Trabalho pedido:
Reescreva como lista o parágrafo do texto para leitura que começa com “Embora digam que prestam”, mantendo seus fatos principais.

Embora digam que prestam apenas serviços de proteção de pessoas, instalações, bens e comboios, treinamento a forças locais e operações de logística e sistema de armas, o que se chama de “proteger e escapar”; a verdade é que algumas destas companhias conduzem verdadeiras operações militares, funções ativas e não defensivas.

Ao citar Keegan, CINELLI argumenta que todos os exércitos regulares costumam recrutar mercenários para travar escaramuças10 por eles; na atualidade, o que justifica o emprego de CMPs é o baixo custo de contratação em comparação com formação de membros de exércitos regulares (uma observação nossa, o baixo custo além de outros fatores, se deve ao fato de que os empregados das CMPs foram formados pelo próprio Estado).

Na acepção tradicional da palavra, os empregados das CMPs seriam mercenários, porque lutam por dinheiro, lucro é o objetivo de qualquer empresa e não é diferente com as CMPs.

Os executivos destas empresas rechaçam o título de mercenários modernos, aproveitando inclusive um vácuo legislativo sobre o tema.

É que a situação jurídica destas empresas é nebulosa porque não existe nenhuma norma que regulamentem suas atividades, salvo a autorregulação do próprio setor.

Ademais, o art. 47 do Protocolo Adiciona I à Convenção de Genebra de 1949 impõe tantos requisitos, que juridicamente é difícil enquadrar alguém como mercenário; é neste contexto que operam as CPMs.

Bastante didática a lição de CINELLI:

Apesar de operarem em um domínio militar, eles não são parte das forças militares e permanecem fora da cadeia de comando. São civis, mas não como costumamos enxergar os civis – inocentes expectadores ou não combatentes acompanhando as forças armadas-, já que lhes são atribuídas tarefas militares. Essa ausência de uma definição significa que eles carecem de proteção legal caso sejam capturados pelo inimigo, ou seja, estariam na mesma área nebulosa – segundo uma perspectiva norte-americana – dos ‘combatentes ilegais’ presos em Guantánamo”11.

Dados registrados:
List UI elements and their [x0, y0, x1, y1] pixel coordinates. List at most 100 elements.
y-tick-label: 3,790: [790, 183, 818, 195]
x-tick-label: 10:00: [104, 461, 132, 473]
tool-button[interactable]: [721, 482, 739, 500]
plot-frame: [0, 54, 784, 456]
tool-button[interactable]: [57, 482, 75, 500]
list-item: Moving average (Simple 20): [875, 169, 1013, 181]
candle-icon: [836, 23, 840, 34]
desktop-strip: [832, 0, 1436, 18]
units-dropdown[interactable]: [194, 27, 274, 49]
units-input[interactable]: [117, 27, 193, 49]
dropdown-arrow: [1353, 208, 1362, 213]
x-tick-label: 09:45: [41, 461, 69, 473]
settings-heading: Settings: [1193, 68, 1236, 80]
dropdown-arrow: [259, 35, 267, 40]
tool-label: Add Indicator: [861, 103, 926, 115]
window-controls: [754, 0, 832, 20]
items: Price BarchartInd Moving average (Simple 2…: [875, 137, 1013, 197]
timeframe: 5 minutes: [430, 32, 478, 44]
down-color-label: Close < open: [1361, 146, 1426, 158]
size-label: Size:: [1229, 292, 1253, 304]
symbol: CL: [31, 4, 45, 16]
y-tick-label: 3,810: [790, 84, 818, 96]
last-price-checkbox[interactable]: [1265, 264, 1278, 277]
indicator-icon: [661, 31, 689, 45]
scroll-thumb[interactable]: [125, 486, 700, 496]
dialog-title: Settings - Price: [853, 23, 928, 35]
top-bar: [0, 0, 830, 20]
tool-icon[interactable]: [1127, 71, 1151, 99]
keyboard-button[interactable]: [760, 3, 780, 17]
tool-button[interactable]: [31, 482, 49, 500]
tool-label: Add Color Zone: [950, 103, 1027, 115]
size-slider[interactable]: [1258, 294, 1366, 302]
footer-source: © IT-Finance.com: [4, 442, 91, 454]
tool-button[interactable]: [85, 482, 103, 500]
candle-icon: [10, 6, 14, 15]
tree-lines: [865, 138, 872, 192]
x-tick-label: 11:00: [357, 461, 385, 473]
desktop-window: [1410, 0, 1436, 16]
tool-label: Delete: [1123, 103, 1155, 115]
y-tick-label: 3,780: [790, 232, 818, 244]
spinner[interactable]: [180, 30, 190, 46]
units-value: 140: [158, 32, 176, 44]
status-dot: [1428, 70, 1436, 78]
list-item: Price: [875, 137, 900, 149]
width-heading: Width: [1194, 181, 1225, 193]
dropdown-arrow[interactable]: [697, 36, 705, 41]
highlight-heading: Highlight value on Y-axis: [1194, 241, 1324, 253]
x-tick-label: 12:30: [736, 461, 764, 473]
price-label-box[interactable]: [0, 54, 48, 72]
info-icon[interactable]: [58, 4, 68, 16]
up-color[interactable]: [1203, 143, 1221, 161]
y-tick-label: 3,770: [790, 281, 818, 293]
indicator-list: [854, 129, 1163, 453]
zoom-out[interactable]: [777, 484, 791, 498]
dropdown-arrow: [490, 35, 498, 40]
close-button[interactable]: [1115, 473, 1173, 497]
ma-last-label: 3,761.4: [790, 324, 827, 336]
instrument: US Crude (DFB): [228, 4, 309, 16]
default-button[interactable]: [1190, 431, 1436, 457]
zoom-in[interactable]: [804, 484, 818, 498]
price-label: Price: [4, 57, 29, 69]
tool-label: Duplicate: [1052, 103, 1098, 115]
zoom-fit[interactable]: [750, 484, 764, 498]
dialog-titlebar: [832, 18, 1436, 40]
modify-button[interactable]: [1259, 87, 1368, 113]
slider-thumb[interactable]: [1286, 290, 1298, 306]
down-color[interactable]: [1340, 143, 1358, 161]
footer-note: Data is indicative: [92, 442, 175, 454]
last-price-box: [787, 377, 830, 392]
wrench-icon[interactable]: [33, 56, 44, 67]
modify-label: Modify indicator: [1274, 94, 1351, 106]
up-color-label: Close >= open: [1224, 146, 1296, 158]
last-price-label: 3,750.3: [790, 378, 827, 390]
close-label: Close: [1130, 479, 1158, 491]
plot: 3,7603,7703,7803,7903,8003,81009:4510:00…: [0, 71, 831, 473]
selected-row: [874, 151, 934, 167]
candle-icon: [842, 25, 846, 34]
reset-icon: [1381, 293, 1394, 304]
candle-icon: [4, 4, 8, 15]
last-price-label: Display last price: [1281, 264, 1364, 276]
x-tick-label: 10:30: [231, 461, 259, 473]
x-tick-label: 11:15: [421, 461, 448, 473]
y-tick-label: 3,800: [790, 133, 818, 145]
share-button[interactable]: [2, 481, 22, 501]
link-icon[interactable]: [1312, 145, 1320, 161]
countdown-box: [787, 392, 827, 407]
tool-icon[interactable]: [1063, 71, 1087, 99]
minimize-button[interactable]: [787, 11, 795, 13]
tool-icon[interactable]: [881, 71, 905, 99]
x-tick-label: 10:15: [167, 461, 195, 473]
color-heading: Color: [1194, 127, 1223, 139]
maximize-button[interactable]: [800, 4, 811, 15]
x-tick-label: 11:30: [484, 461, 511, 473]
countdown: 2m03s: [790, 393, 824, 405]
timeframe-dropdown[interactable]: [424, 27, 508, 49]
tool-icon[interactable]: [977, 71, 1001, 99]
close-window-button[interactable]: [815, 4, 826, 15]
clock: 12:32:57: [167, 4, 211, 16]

Resolução do exercício:
- As companhias dizem prestar apenas serviços de proteção de pessoas, instalações, bens e comboios.
- Dizem oferecer também treinamento a forças locais e operações de logística e sistema de armas.
- Esse modelo é chamado de “proteger e escapar”.
- Na verdade, algumas dessas companhias conduzem verdadeiras operações militares, com funções ativas e não defensivas.